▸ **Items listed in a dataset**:

'''

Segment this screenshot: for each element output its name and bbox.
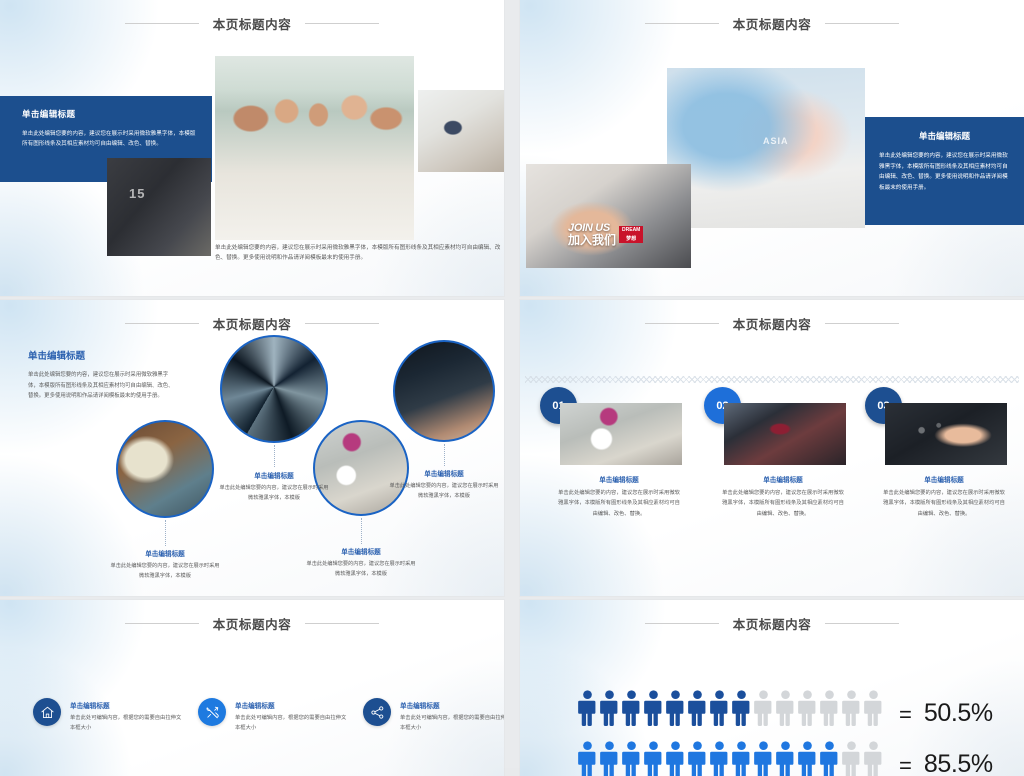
join-us-badge: JOIN US 加入我们 DREAM 梦想 <box>568 223 643 246</box>
person-icon <box>820 741 839 776</box>
connector-4 <box>444 444 445 466</box>
card-text: 单击此处编辑您要的内容，建议您在展示时采用微软雅黑字体，本模版所有图形线条及其相… <box>881 488 1007 519</box>
tools-icon <box>198 698 226 726</box>
slide-3-intro-block: 单击编辑标题 单击此处编辑您要的内容，建议您在展示时采用微软雅黑字体，本模版所有… <box>28 348 178 402</box>
card-text: 单击此处编辑您要的内容，建议您在展示时采用微软雅黑字体，本模版所有图形线条及其相… <box>556 488 682 519</box>
page-title: 本页标题内容 <box>213 14 292 33</box>
wine-toast-photo <box>724 403 846 465</box>
title-rule-right <box>825 623 899 624</box>
numbered-card-1[interactable]: 01 单击编辑标题 单击此处编辑您要的内容，建议您在展示时采用微软雅黑字体，本模… <box>556 403 682 519</box>
percentage-value-1: 50.5% <box>924 701 993 726</box>
person-icon <box>842 690 861 726</box>
panel-body: 单击此处编辑您要的内容，建议您在展示时采用微软雅黑字体，本模版所有图形线条及其相… <box>879 151 1010 194</box>
circle-label-1: 单击编辑标题 单击此处编辑您要的内容，建议您在展示时采用微软雅黑字体，本模版 <box>109 548 221 581</box>
person-icon <box>622 690 641 726</box>
circle-label-title: 单击编辑标题 <box>218 470 330 480</box>
person-icon <box>622 741 641 776</box>
share-icon <box>363 698 391 726</box>
dream-tag-top: DREAM <box>619 226 643 234</box>
card-title: 单击编辑标题 <box>881 474 1007 484</box>
feature-title: 单击编辑标题 <box>70 700 183 710</box>
slide-5[interactable]: 本页标题内容 单击编辑标题 单击此处可编辑内容，根据您的需要自由拉伸文本框大小 <box>0 600 504 776</box>
intro-body: 单击此处编辑您要的内容，建议您在展示时采用微软雅黑字体，本模版所有图形线条及其相… <box>28 370 178 402</box>
pictogram-row-1: = 50.5% <box>578 690 993 726</box>
person-icon <box>578 741 597 776</box>
person-icon <box>732 741 751 776</box>
feature-item-2[interactable]: 单击编辑标题 单击此处可编辑内容，根据您的需要自由拉伸文本框大小 <box>198 698 348 734</box>
feature-text-block: 单击编辑标题 单击此处可编辑内容，根据您的需要自由拉伸文本框大小 <box>400 698 504 734</box>
person-icon <box>644 741 663 776</box>
person-icon <box>754 741 773 776</box>
feature-text-block: 单击编辑标题 单击此处可编辑内容，根据您的需要自由拉伸文本框大小 <box>70 698 183 734</box>
numbered-card-2[interactable]: 02 单击编辑标题 单击此处编辑您要的内容，建议您在展示时采用微软雅黑字体，本模… <box>720 403 846 519</box>
slide-1-title-bar: 本页标题内容 <box>0 0 504 46</box>
panel-heading: 单击编辑标题 <box>879 130 1010 142</box>
connector-2 <box>274 445 275 467</box>
person-icon <box>644 690 663 726</box>
tech-icons-photo <box>885 403 1007 465</box>
circle-label-title: 单击编辑标题 <box>388 468 500 478</box>
title-rule-right <box>305 23 379 24</box>
card-title: 单击编辑标题 <box>556 474 682 484</box>
person-icon <box>820 690 839 726</box>
glass-tower-circle[interactable] <box>220 335 328 443</box>
slide-thumbnail-grid: 本页标题内容 单击编辑标题 单击此处编辑您要的内容，建议您在展示时采用微软雅黑字… <box>0 0 1024 768</box>
page-title: 本页标题内容 <box>733 614 812 633</box>
dream-tag-bottom: 梦想 <box>619 235 643 243</box>
page-title: 本页标题内容 <box>733 314 812 333</box>
intro-heading: 单击编辑标题 <box>28 348 178 362</box>
slide-4[interactable]: 本页标题内容 01 单击编辑标题 单击此处编辑您要的内容，建议您在展示时采用微软… <box>520 300 1024 596</box>
connector-3 <box>361 518 362 544</box>
person-icon <box>666 741 685 776</box>
person-icon <box>578 690 597 726</box>
percentage-value-2: 85.5% <box>924 752 993 776</box>
person-icon <box>864 741 883 776</box>
person-icon <box>842 741 861 776</box>
person-icon <box>754 690 773 726</box>
circle-label-3: 单击编辑标题 单击此处编辑您要的内容，建议您在展示时采用微软雅黑字体，本模版 <box>305 546 417 579</box>
circle-label-text: 单击此处编辑您要的内容，建议您在展示时采用微软雅黑字体，本模版 <box>305 559 417 579</box>
slide-6-title-bar: 本页标题内容 <box>520 600 1024 646</box>
title-rule-left <box>645 323 719 324</box>
person-icon <box>600 741 619 776</box>
title-rule-left <box>645 23 719 24</box>
title-rule-left <box>645 623 719 624</box>
panel-body: 单击此处编辑您要的内容，建议您在展示时采用微软雅黑字体，本模版所有图形线条及其相… <box>22 129 198 150</box>
join-us-chinese: 加入我们 <box>568 234 616 246</box>
title-rule-left <box>125 623 199 624</box>
asia-overlay-text: ASIA <box>763 136 789 146</box>
equals-sign-1: = <box>899 704 912 726</box>
feature-title: 单击编辑标题 <box>235 700 348 710</box>
office-desk-photo <box>418 90 504 172</box>
person-icon <box>864 690 883 726</box>
laptop-desk-circle[interactable] <box>116 420 214 518</box>
feature-body: 单击此处可编辑内容，根据您的需要自由拉伸文本框大小 <box>235 714 348 734</box>
card-title: 单击编辑标题 <box>720 474 846 484</box>
slide-4-title-bar: 本页标题内容 <box>520 300 1024 346</box>
title-rule-right <box>825 23 899 24</box>
connector-1 <box>165 520 166 546</box>
home-icon <box>33 698 61 726</box>
coding-laptop-circle[interactable] <box>393 340 495 442</box>
circle-label-text: 单击此处编辑您要的内容，建议您在展示时采用微软雅黑字体，本模版 <box>218 483 330 503</box>
team-meeting-photo <box>215 56 414 240</box>
title-rule-right <box>305 323 379 324</box>
person-icon <box>776 741 795 776</box>
feature-body: 单击此处可编辑内容，根据您的需要自由拉伸文本框大小 <box>70 714 183 734</box>
title-rule-left <box>125 323 199 324</box>
feature-title: 单击编辑标题 <box>400 700 504 710</box>
person-icon <box>666 690 685 726</box>
coffee-magazine-photo <box>560 403 682 465</box>
card-text: 单击此处编辑您要的内容，建议您在展示时采用微软雅黑字体，本模版所有图形线条及其相… <box>720 488 846 519</box>
title-rule-right <box>825 323 899 324</box>
slide-3[interactable]: 本页标题内容 单击编辑标题 单击此处编辑您要的内容，建议您在展示时采用微软雅黑字… <box>0 300 504 596</box>
person-icon <box>710 741 729 776</box>
pictogram-row-2: = 85.5% <box>578 741 993 776</box>
person-icon <box>798 741 817 776</box>
circle-label-text: 单击此处编辑您要的内容，建议您在展示时采用微软雅黑字体，本模版 <box>388 481 500 501</box>
circle-label-title: 单击编辑标题 <box>109 548 221 558</box>
slide-6[interactable]: 本页标题内容 = 50.5% = 85.5% <box>520 600 1024 776</box>
slide-1[interactable]: 本页标题内容 单击编辑标题 单击此处编辑您要的内容，建议您在展示时采用微软雅黑字… <box>0 0 504 296</box>
desk-clock-time: 15 <box>129 186 145 201</box>
slide-2-title-bar: 本页标题内容 <box>520 0 1024 46</box>
people-icon-group <box>578 690 883 726</box>
numbered-card-3[interactable]: 03 单击编辑标题 单击此处编辑您要的内容，建议您在展示时采用微软雅黑字体，本模… <box>881 403 1007 519</box>
circle-label-text: 单击此处编辑您要的内容，建议您在展示时采用微软雅黑字体，本模版 <box>109 561 221 581</box>
keyboard-typing-photo: ASIA <box>667 68 865 228</box>
person-icon <box>710 690 729 726</box>
page-title: 本页标题内容 <box>213 314 292 333</box>
person-icon <box>688 690 707 726</box>
circle-label-2: 单击编辑标题 单击此处编辑您要的内容，建议您在展示时采用微软雅黑字体，本模版 <box>218 470 330 503</box>
circle-label-title: 单击编辑标题 <box>305 546 417 556</box>
slide-2-blue-panel: 单击编辑标题 单击此处编辑您要的内容，建议您在展示时采用微软雅黑字体，本模版所有… <box>865 117 1024 225</box>
person-icon <box>688 741 707 776</box>
page-title: 本页标题内容 <box>213 614 292 633</box>
person-icon <box>776 690 795 726</box>
person-icon <box>600 690 619 726</box>
feature-item-1[interactable]: 单击编辑标题 单击此处可编辑内容，根据您的需要自由拉伸文本框大小 <box>33 698 183 734</box>
title-rule-left <box>125 23 199 24</box>
title-rule-right <box>305 623 379 624</box>
equals-sign-2: = <box>899 755 912 776</box>
slide-1-caption: 单击此处编辑您要的内容，建议您在展示时采用微软雅黑字体，本模版所有图形线条及其相… <box>215 243 501 264</box>
person-icon <box>732 690 751 726</box>
slide-5-title-bar: 本页标题内容 <box>0 600 504 646</box>
feature-text-block: 单击编辑标题 单击此处可编辑内容，根据您的需要自由拉伸文本框大小 <box>235 698 348 734</box>
feature-body: 单击此处可编辑内容，根据您的需要自由拉伸文本框大小 <box>400 714 504 734</box>
panel-heading: 单击编辑标题 <box>22 108 198 120</box>
page-title: 本页标题内容 <box>733 14 812 33</box>
person-icon <box>798 690 817 726</box>
join-us-hands-photo: JOIN US 加入我们 DREAM 梦想 <box>526 164 691 268</box>
zigzag-divider <box>525 376 1019 383</box>
feature-item-3[interactable]: 单击编辑标题 单击此处可编辑内容，根据您的需要自由拉伸文本框大小 <box>363 698 504 734</box>
circle-label-4: 单击编辑标题 单击此处编辑您要的内容，建议您在展示时采用微软雅黑字体，本模版 <box>388 468 500 501</box>
dark-desk-photo: 15 <box>107 158 211 256</box>
slide-2[interactable]: 本页标题内容 ASIA JOIN US 加入我们 DREAM 梦想 单击编辑标题… <box>520 0 1024 296</box>
people-icon-group <box>578 741 883 776</box>
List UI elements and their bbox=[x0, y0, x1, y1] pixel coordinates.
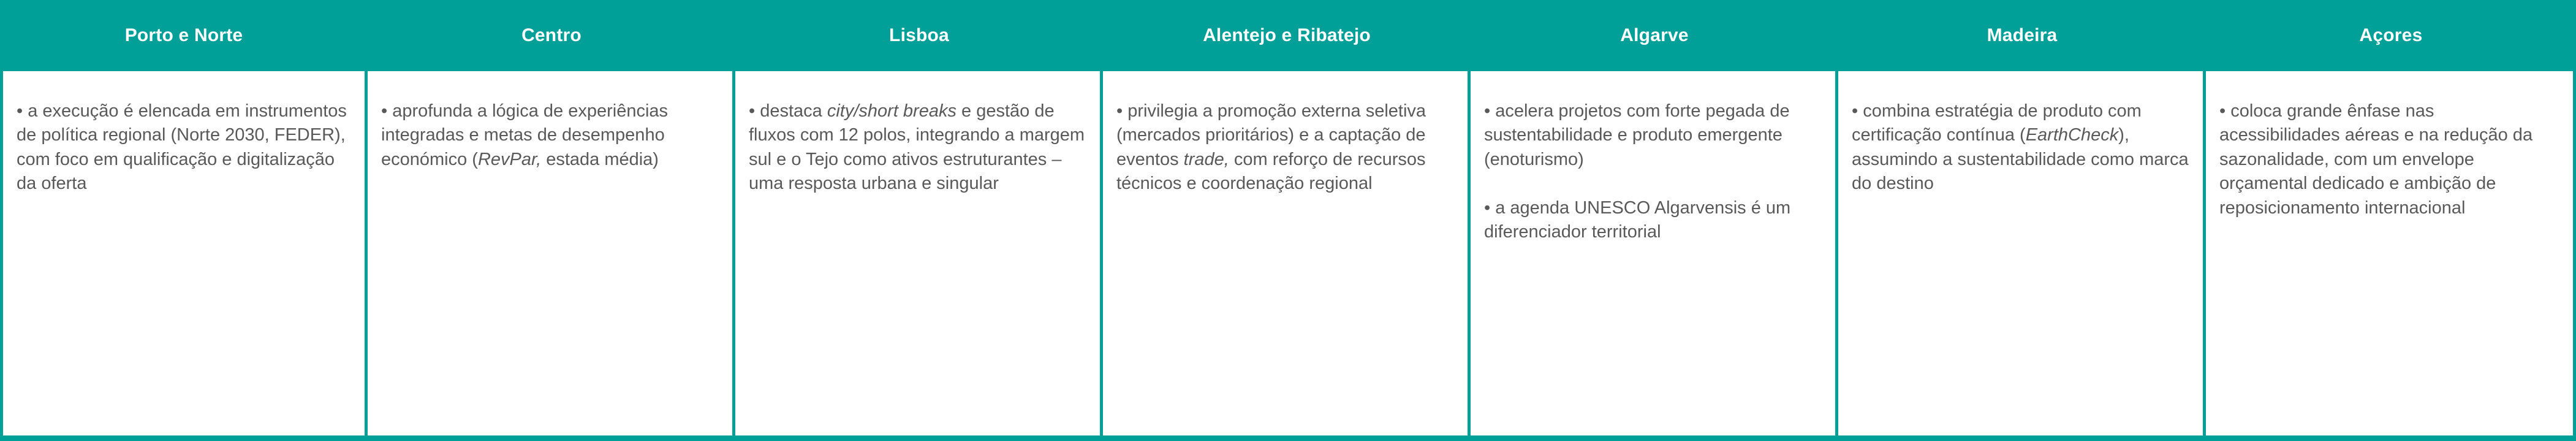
table-body-row: • a execução é elencada em instrumentos … bbox=[0, 71, 2576, 441]
bullet-item: • acelera projetos com forte pegada de s… bbox=[1484, 99, 1822, 172]
table-cell-centro: • aprofunda a lógica de experiências int… bbox=[368, 71, 735, 435]
bullet-text: • destaca bbox=[749, 101, 827, 121]
column-header-lisboa: Lisboa bbox=[735, 0, 1103, 71]
bullet-item: • privilegia a promoção externa seletiva… bbox=[1116, 99, 1454, 196]
bullet-text: • a execução é elencada em instrumentos … bbox=[17, 101, 347, 193]
bullet-emphasis: RevPar, bbox=[478, 150, 541, 169]
column-header-madeira: Madeira bbox=[1838, 0, 2206, 71]
bullet-text: • a agenda UNESCO Algarvensis é um difer… bbox=[1484, 198, 1790, 242]
bullet-text: estada média) bbox=[541, 150, 659, 169]
bullet-emphasis: EarthCheck bbox=[2026, 125, 2119, 145]
table-cell-algarve: • acelera projetos com forte pegada de s… bbox=[1471, 71, 1838, 435]
table-cell-lisboa: • destaca city/short breaks e gestão de … bbox=[735, 71, 1103, 435]
column-header-porto-e-norte: Porto e Norte bbox=[0, 0, 368, 71]
table-cell-acores: • coloca grande ênfase nas acessibilidad… bbox=[2206, 71, 2573, 435]
bullet-item: • aprofunda a lógica de experiências int… bbox=[381, 99, 719, 172]
bullet-item: • a execução é elencada em instrumentos … bbox=[17, 99, 351, 196]
table-cell-porto-e-norte: • a execução é elencada em instrumentos … bbox=[3, 71, 368, 435]
table-cell-madeira: • combina estratégia de produto com cert… bbox=[1838, 71, 2206, 435]
bullet-emphasis: city/short breaks bbox=[827, 101, 957, 121]
bullet-item: • destaca city/short breaks e gestão de … bbox=[749, 99, 1086, 196]
bullet-item: • coloca grande ênfase nas acessibilidad… bbox=[2219, 99, 2559, 220]
bullet-item: • a agenda UNESCO Algarvensis é um difer… bbox=[1484, 196, 1822, 245]
regional-strategy-table: Porto e Norte Centro Lisboa Alentejo e R… bbox=[0, 0, 2576, 441]
bullet-emphasis: trade, bbox=[1184, 150, 1229, 169]
bullet-item: • combina estratégia de produto com cert… bbox=[1852, 99, 2189, 196]
column-header-algarve: Algarve bbox=[1471, 0, 1838, 71]
table-header-row: Porto e Norte Centro Lisboa Alentejo e R… bbox=[0, 0, 2576, 71]
bullet-text: • acelera projetos com forte pegada de s… bbox=[1484, 101, 1790, 169]
column-header-centro: Centro bbox=[368, 0, 735, 71]
column-header-alentejo-e-ribatejo: Alentejo e Ribatejo bbox=[1103, 0, 1471, 71]
bullet-text: • coloca grande ênfase nas acessibilidad… bbox=[2219, 101, 2532, 218]
column-header-acores: Açores bbox=[2206, 0, 2576, 71]
table-cell-alentejo-e-ribatejo: • privilegia a promoção externa seletiva… bbox=[1103, 71, 1471, 435]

'''

▸ **TASK BRIEF**:
Retype the lines from the one containing "table-body-row: • a" through the one containing "bullet-text: • a execução", both included, exactly as they appear.

▸ **FINISHED TASK**:
table-body-row: • a execução é elencada em instrumentos … bbox=[0, 71, 2576, 441]
bullet-item: • acelera projetos com forte pegada de s… bbox=[1484, 99, 1822, 172]
table-cell-centro: • aprofunda a lógica de experiências int… bbox=[368, 71, 735, 435]
bullet-text: • destaca bbox=[749, 101, 827, 121]
column-header-lisboa: Lisboa bbox=[735, 0, 1103, 71]
bullet-item: • privilegia a promoção externa seletiva… bbox=[1116, 99, 1454, 196]
bullet-text: • a execução é elencada em instrumentos … bbox=[17, 101, 347, 193]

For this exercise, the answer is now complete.